§ Exercise aim: Gather all lines from the material that contain "nage".

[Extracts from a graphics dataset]
⁂

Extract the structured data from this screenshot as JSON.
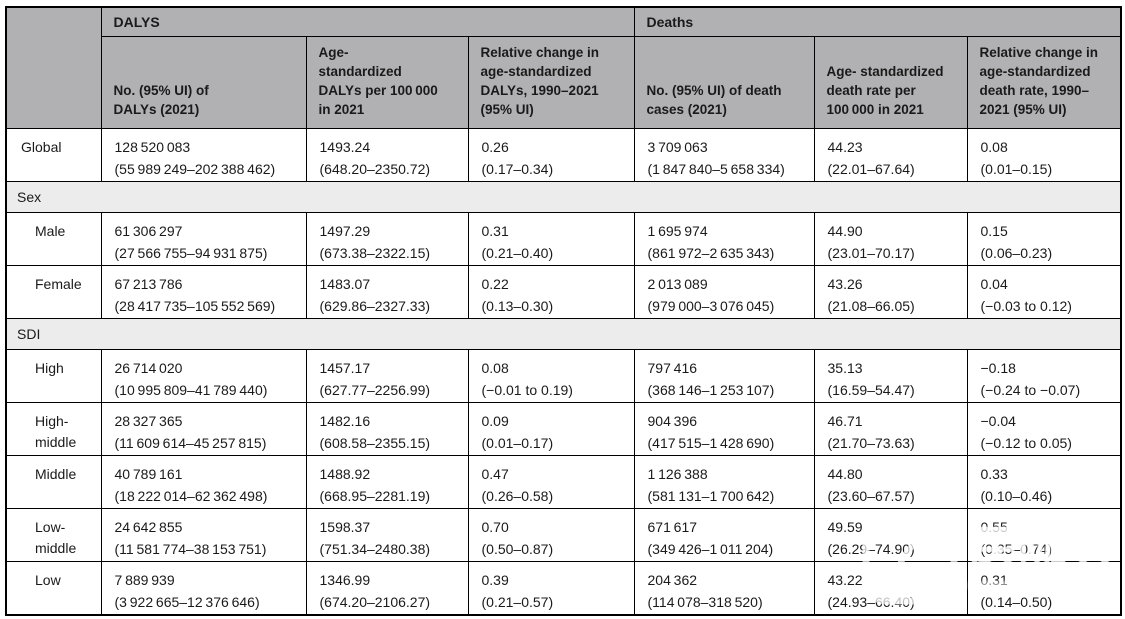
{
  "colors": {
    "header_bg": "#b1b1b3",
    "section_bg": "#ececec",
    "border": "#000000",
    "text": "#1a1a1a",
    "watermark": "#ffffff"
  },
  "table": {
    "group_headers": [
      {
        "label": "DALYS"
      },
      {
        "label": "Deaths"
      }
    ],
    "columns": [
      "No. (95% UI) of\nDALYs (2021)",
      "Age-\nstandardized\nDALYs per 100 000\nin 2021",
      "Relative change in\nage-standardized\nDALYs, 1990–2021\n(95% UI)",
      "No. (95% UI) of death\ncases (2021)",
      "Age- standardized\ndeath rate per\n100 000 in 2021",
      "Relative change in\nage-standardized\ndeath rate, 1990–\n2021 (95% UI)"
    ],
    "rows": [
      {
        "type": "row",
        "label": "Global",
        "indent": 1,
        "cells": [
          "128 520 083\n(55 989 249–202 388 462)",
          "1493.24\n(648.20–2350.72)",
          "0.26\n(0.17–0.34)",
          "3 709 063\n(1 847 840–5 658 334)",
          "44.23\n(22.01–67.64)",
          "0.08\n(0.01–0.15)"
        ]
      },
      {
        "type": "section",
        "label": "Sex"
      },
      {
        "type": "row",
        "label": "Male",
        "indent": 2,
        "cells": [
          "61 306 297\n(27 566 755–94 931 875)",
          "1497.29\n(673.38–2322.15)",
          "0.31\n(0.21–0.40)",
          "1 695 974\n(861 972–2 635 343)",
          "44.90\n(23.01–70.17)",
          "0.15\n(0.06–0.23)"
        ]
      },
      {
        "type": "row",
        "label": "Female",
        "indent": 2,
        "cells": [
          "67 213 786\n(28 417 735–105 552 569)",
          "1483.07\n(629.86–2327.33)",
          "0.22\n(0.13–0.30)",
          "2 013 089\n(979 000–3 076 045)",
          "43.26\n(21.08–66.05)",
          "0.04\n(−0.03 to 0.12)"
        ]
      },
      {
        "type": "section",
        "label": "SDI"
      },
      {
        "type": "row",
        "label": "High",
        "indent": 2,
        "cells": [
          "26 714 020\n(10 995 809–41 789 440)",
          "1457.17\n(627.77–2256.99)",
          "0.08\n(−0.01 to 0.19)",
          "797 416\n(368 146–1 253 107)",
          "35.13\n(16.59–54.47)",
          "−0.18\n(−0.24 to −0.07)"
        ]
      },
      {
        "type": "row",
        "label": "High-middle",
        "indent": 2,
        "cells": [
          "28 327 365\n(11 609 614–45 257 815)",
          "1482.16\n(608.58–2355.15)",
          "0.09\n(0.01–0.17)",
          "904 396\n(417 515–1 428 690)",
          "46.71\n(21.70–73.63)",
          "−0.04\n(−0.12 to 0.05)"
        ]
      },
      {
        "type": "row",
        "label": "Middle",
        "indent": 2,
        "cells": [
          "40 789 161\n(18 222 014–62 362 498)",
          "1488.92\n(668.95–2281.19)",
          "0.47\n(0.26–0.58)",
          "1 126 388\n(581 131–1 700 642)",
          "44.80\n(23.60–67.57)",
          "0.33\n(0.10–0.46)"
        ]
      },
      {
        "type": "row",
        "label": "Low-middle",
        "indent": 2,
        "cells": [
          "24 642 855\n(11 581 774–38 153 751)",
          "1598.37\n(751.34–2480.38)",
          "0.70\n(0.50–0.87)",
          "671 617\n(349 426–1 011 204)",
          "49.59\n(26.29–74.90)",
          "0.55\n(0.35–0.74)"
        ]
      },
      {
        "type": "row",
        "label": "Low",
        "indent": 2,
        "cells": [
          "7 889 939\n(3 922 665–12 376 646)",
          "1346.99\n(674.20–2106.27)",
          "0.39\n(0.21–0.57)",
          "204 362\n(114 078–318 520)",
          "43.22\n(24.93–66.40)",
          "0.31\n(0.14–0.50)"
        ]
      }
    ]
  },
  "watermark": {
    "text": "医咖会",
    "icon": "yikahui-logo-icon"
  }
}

⁂

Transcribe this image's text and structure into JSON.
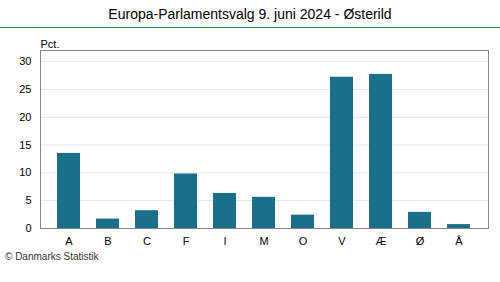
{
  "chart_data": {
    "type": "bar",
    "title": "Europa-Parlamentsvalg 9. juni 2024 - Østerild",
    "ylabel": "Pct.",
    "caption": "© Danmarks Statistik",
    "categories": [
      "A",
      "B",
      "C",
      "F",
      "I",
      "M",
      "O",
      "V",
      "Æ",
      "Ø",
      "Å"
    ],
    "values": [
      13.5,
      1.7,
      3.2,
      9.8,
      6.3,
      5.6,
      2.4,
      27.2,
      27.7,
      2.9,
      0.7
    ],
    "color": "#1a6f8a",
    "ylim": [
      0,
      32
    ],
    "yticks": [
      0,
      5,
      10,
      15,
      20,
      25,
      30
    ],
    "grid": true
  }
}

⁂

§ Solution to the exercise:
      "Relative change in\nage-standardized\nDALYs, 1990–2021\n(95% UI)",
      "Relative change in\nage-standardized\ndeath rate, 1990–\n2021 (95% UI)"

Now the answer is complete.